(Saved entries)
______________________________

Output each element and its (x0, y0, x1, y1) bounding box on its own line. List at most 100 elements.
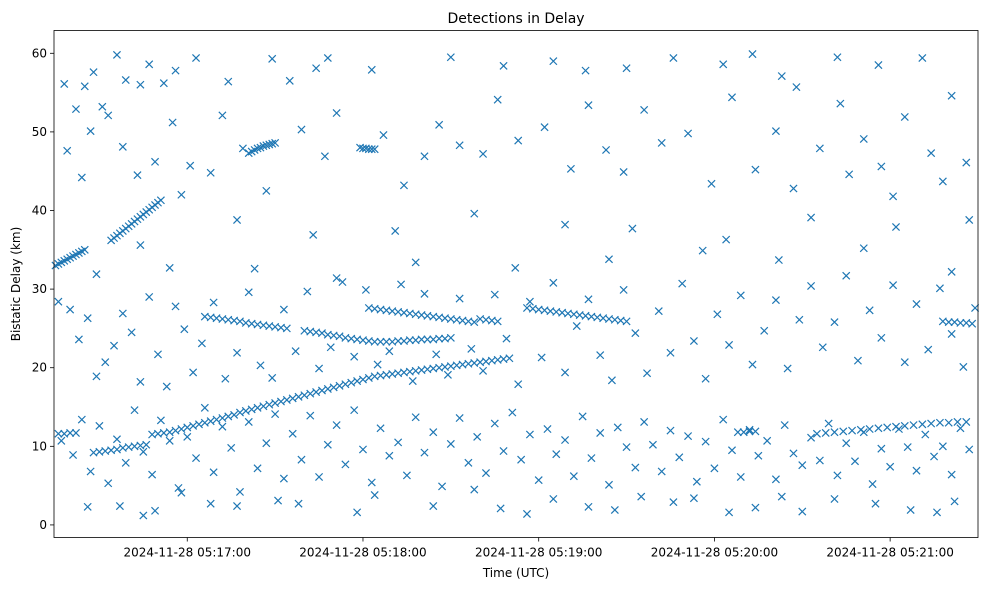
data-point (789, 449, 798, 458)
data-point (455, 294, 464, 303)
data-point (780, 421, 789, 430)
data-point (692, 477, 701, 486)
data-point (830, 494, 839, 504)
data-point (186, 161, 195, 170)
data-point (874, 424, 883, 433)
data-point (850, 457, 860, 466)
data-point (613, 423, 622, 432)
data-point (303, 287, 312, 296)
data-point (335, 332, 344, 341)
data-point (517, 455, 526, 464)
data-point (707, 179, 716, 188)
data-point (701, 437, 710, 446)
chart-title: Detections in Delay (447, 11, 584, 27)
data-point (127, 328, 136, 337)
data-point (209, 468, 218, 477)
data-point (748, 360, 757, 369)
data-point (66, 428, 75, 437)
data-point (130, 406, 139, 415)
data-point (927, 149, 936, 158)
data-point (727, 93, 737, 102)
data-point (306, 389, 315, 398)
data-point (722, 235, 731, 244)
data-point (889, 192, 898, 201)
data-point (262, 141, 271, 150)
data-point (470, 318, 479, 327)
data-point (669, 498, 678, 507)
data-point (470, 209, 479, 218)
data-point (320, 152, 329, 161)
data-point (736, 472, 745, 481)
data-point (282, 395, 291, 404)
data-point (549, 278, 558, 287)
data-point (300, 391, 309, 400)
data-point (584, 502, 593, 511)
data-point (446, 333, 455, 342)
data-point (86, 127, 95, 136)
data-point (165, 436, 174, 445)
data-point (610, 505, 619, 515)
data-point (514, 136, 523, 145)
data-point (839, 427, 848, 436)
data-point (815, 144, 824, 153)
data-point (751, 503, 760, 512)
data-point (959, 362, 968, 371)
data-point (77, 173, 86, 182)
data-point (947, 329, 956, 338)
data-point (944, 318, 953, 327)
data-point (845, 170, 854, 179)
data-point (250, 264, 259, 273)
data-point (848, 426, 857, 435)
data-point (842, 271, 851, 280)
data-point (871, 499, 880, 508)
data-point (247, 405, 256, 414)
data-point (297, 125, 306, 134)
data-point (139, 447, 148, 456)
data-point (947, 470, 956, 479)
y-axis: 0 10 20 30 40 50 60 (32, 46, 54, 532)
data-point (525, 430, 534, 439)
data-point (631, 463, 640, 472)
data-point (364, 373, 373, 382)
data-point (200, 403, 209, 412)
data-point (174, 483, 183, 493)
data-point (224, 412, 233, 421)
data-point (792, 83, 801, 92)
data-point (877, 162, 886, 171)
data-point (189, 368, 198, 377)
data-point (774, 256, 783, 265)
data-point (684, 432, 693, 441)
data-point (932, 508, 942, 517)
data-point (221, 374, 230, 383)
data-point (315, 364, 324, 373)
data-point (903, 443, 912, 452)
data-point (607, 376, 616, 385)
data-point (171, 302, 180, 311)
data-point (332, 109, 341, 118)
y-tick-label: 40 (32, 204, 47, 218)
data-point (329, 383, 338, 392)
data-point (297, 455, 306, 464)
data-point (745, 427, 754, 436)
data-point (540, 123, 549, 132)
data-point (423, 335, 432, 344)
data-point (733, 428, 742, 437)
data-point (110, 341, 119, 350)
y-tick-label: 60 (32, 46, 47, 60)
data-point (397, 280, 406, 289)
data-point (578, 412, 587, 421)
data-point (370, 145, 379, 154)
data-point (66, 305, 75, 314)
data-point (435, 120, 444, 129)
data-point (587, 454, 596, 463)
data-point (798, 507, 807, 516)
data-point (218, 111, 227, 120)
data-point (112, 435, 121, 444)
data-point (549, 57, 558, 66)
data-point (317, 329, 326, 338)
data-point (807, 213, 816, 222)
data-point (241, 406, 250, 415)
data-point (622, 64, 631, 73)
data-point (104, 479, 113, 488)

______________________________

→ EXERCISE INSTRUCTIONS:
Reproduce the items above with every "data-point" changed to "scatter-point" and everything else unchanged. Omit the pictures.

→ WRITTEN REPLY:
Output each element and its (x0, y0, x1, y1) bounding box on its own line. List at most 100 elements.
scatter-point (789, 449, 798, 458)
scatter-point (455, 294, 464, 303)
scatter-point (780, 421, 789, 430)
scatter-point (692, 477, 701, 486)
scatter-point (830, 494, 839, 504)
scatter-point (186, 161, 195, 170)
scatter-point (874, 424, 883, 433)
scatter-point (850, 457, 860, 466)
scatter-point (613, 423, 622, 432)
scatter-point (303, 287, 312, 296)
scatter-point (335, 332, 344, 341)
scatter-point (517, 455, 526, 464)
scatter-point (707, 179, 716, 188)
scatter-point (701, 437, 710, 446)
chart-title: Detections in Delay (447, 11, 584, 27)
scatter-point (127, 328, 136, 337)
scatter-point (209, 468, 218, 477)
scatter-point (748, 360, 757, 369)
scatter-point (66, 428, 75, 437)
scatter-point (130, 406, 139, 415)
scatter-point (927, 149, 936, 158)
scatter-point (727, 93, 737, 102)
scatter-point (306, 389, 315, 398)
scatter-point (722, 235, 731, 244)
scatter-point (889, 192, 898, 201)
scatter-point (262, 141, 271, 150)
scatter-point (470, 318, 479, 327)
scatter-point (669, 498, 678, 507)
scatter-point (470, 209, 479, 218)
scatter-point (320, 152, 329, 161)
scatter-point (736, 472, 745, 481)
scatter-point (282, 395, 291, 404)
scatter-point (549, 278, 558, 287)
scatter-point (300, 391, 309, 400)
scatter-point (584, 502, 593, 511)
scatter-point (446, 333, 455, 342)
scatter-point (86, 127, 95, 136)
scatter-point (165, 436, 174, 445)
scatter-point (610, 505, 619, 515)
scatter-point (514, 136, 523, 145)
scatter-point (839, 427, 848, 436)
scatter-point (815, 144, 824, 153)
scatter-point (751, 503, 760, 512)
scatter-point (959, 362, 968, 371)
scatter-point (77, 173, 86, 182)
scatter-point (947, 329, 956, 338)
scatter-point (944, 318, 953, 327)
scatter-point (845, 170, 854, 179)
scatter-point (250, 264, 259, 273)
scatter-point (848, 426, 857, 435)
scatter-point (842, 271, 851, 280)
scatter-point (871, 499, 880, 508)
scatter-point (247, 405, 256, 414)
scatter-point (297, 125, 306, 134)
scatter-point (139, 447, 148, 456)
scatter-point (947, 470, 956, 479)
y-axis: 0 10 20 30 40 50 60 (32, 46, 54, 532)
scatter-point (525, 430, 534, 439)
scatter-point (631, 463, 640, 472)
scatter-point (364, 373, 373, 382)
scatter-point (200, 403, 209, 412)
scatter-point (174, 483, 183, 493)
scatter-point (224, 412, 233, 421)
scatter-point (792, 83, 801, 92)
scatter-point (877, 162, 886, 171)
scatter-point (189, 368, 198, 377)
scatter-point (774, 256, 783, 265)
scatter-point (684, 432, 693, 441)
scatter-point (932, 508, 942, 517)
scatter-point (221, 374, 230, 383)
scatter-point (315, 364, 324, 373)
scatter-point (903, 443, 912, 452)
scatter-point (607, 376, 616, 385)
scatter-point (171, 302, 180, 311)
scatter-point (332, 109, 341, 118)
y-tick-label: 40 (32, 204, 47, 218)
scatter-point (329, 383, 338, 392)
scatter-point (297, 455, 306, 464)
scatter-point (745, 427, 754, 436)
scatter-point (540, 123, 549, 132)
scatter-point (423, 335, 432, 344)
scatter-point (733, 428, 742, 437)
scatter-point (110, 341, 119, 350)
y-tick-label: 60 (32, 46, 47, 60)
scatter-point (397, 280, 406, 289)
scatter-point (578, 412, 587, 421)
scatter-point (370, 145, 379, 154)
scatter-point (66, 305, 75, 314)
scatter-point (435, 120, 444, 129)
scatter-point (587, 454, 596, 463)
scatter-point (798, 507, 807, 516)
scatter-point (218, 111, 227, 120)
scatter-point (112, 435, 121, 444)
scatter-point (549, 57, 558, 66)
scatter-point (317, 329, 326, 338)
scatter-point (807, 213, 816, 222)
scatter-point (241, 406, 250, 415)
scatter-point (622, 64, 631, 73)
scatter-point (104, 479, 113, 488)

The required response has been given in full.